### GIVEN EXERCISE
Set down the material below in full, matching it exactly.

### EXTRACTED RECORDS
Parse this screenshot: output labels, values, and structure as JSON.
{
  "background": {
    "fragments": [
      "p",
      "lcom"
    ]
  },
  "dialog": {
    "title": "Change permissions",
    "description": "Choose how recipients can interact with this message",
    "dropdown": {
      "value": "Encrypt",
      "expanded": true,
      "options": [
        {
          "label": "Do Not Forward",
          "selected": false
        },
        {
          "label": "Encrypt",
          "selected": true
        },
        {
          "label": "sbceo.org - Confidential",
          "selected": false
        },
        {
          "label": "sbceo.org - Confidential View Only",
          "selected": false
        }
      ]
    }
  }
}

### EXERCISE RESULT
Parse this screenshot: output labels, values, and structure as JSON.
{
  "background": {
    "fragments": [
      "p",
      "lcom"
    ]
  },
  "dialog": {
    "title": "Change permissions",
    "description": "Choose how recipients can interact with this message",
    "dropdown": {
      "value": "Encrypt",
      "expanded": true,
      "options": [
        {
          "label": "Do Not Forward",
          "selected": false
        },
        {
          "label": "Encrypt",
          "selected": true
        },
        {
          "label": "sbceo.org - Confidential",
          "selected": false
        },
        {
          "label": "sbceo.org - Confidential View Only",
          "selected": false
        }
      ]
    }
  }
}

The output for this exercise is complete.